▶ [GOAL] State how many lines hold the string "Männern". Give the number and nothing else.

▶ [RECORDS SUPPLIED]

-- -- --

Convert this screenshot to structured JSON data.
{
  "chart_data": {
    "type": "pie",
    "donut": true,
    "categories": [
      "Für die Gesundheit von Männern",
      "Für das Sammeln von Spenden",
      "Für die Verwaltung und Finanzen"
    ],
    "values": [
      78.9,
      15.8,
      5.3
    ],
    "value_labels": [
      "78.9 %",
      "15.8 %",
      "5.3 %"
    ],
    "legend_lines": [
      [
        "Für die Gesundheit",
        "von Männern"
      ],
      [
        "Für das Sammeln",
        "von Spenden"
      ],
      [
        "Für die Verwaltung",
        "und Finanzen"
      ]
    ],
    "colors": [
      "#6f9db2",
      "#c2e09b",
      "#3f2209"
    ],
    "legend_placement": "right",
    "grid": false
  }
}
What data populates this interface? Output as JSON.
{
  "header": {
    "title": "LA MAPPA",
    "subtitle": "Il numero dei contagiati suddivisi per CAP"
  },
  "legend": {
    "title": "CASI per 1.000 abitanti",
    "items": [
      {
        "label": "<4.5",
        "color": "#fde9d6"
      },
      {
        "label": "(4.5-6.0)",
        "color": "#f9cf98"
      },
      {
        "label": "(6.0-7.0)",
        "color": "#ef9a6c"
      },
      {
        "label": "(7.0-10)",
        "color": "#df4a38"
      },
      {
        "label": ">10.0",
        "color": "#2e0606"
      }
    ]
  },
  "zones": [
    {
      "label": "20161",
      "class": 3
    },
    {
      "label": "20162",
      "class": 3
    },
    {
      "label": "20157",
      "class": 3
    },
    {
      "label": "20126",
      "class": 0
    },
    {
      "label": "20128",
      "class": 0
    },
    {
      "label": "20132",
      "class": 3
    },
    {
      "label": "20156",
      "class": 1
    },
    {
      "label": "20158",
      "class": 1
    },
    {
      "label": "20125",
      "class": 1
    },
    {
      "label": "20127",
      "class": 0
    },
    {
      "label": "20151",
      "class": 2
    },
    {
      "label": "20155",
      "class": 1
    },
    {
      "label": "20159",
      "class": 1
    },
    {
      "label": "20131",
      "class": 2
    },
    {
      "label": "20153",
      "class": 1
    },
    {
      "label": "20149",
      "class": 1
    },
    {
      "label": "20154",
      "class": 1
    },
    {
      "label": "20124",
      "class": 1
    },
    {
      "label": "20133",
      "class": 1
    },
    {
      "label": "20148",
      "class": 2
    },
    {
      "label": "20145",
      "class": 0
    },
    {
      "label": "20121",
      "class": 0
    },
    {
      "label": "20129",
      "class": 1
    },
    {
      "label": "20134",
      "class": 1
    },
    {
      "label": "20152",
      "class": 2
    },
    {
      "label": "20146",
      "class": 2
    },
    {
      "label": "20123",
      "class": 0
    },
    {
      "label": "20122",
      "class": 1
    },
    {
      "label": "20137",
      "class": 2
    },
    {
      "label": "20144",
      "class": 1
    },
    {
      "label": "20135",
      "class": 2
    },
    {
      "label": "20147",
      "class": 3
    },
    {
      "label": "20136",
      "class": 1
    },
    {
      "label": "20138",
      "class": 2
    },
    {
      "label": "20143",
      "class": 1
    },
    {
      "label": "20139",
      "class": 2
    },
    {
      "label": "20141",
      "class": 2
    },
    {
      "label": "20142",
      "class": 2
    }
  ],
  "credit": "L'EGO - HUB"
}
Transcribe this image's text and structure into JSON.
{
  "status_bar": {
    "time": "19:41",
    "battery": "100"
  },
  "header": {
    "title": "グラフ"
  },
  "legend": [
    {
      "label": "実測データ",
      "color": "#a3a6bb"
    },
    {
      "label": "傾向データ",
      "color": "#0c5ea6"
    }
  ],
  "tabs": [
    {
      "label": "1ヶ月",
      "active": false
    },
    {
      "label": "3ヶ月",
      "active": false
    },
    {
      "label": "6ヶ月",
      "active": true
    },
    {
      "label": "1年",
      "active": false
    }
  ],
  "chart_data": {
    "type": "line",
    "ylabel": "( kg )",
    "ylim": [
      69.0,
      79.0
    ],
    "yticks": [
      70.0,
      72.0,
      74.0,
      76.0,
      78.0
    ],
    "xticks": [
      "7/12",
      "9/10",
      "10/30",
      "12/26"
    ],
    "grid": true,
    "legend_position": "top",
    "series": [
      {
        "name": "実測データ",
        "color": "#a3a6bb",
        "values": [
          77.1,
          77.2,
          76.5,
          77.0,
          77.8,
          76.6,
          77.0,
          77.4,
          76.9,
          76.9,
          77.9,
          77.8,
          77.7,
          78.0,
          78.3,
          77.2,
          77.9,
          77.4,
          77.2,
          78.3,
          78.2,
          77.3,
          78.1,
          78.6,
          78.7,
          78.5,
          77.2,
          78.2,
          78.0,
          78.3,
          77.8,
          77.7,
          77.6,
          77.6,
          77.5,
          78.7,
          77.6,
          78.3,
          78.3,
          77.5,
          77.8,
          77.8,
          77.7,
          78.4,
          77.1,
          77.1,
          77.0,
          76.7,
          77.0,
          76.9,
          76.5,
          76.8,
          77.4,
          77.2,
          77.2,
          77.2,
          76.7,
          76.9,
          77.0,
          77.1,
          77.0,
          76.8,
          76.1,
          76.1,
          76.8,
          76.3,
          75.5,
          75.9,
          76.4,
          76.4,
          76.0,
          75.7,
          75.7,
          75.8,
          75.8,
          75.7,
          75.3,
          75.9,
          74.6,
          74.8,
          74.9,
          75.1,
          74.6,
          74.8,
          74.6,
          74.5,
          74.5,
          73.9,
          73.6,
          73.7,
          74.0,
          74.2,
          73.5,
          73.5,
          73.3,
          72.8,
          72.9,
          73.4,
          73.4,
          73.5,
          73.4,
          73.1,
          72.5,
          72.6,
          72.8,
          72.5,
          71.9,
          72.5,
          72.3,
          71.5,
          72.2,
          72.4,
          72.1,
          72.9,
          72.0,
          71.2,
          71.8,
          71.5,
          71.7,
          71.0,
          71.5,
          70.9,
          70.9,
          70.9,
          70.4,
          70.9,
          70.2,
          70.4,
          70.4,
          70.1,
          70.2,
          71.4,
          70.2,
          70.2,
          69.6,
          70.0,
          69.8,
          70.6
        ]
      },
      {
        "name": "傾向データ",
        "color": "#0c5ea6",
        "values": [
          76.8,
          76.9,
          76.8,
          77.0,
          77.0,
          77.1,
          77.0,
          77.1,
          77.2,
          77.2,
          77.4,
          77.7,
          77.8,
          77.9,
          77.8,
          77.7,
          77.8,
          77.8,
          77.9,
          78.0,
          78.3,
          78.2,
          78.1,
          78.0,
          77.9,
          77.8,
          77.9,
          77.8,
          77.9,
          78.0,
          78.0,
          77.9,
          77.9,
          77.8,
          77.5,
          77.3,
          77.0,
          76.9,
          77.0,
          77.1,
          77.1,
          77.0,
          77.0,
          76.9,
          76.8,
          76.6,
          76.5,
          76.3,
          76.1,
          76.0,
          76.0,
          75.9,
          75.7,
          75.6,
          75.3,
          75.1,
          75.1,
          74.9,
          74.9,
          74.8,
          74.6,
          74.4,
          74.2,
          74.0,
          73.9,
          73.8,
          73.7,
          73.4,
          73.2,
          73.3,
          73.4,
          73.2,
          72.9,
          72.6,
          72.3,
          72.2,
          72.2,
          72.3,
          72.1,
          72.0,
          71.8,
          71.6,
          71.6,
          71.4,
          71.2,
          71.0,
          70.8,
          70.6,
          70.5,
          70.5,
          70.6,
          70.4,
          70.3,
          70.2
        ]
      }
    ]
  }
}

-- -- --

▶ [EXERCISE RESULT] 2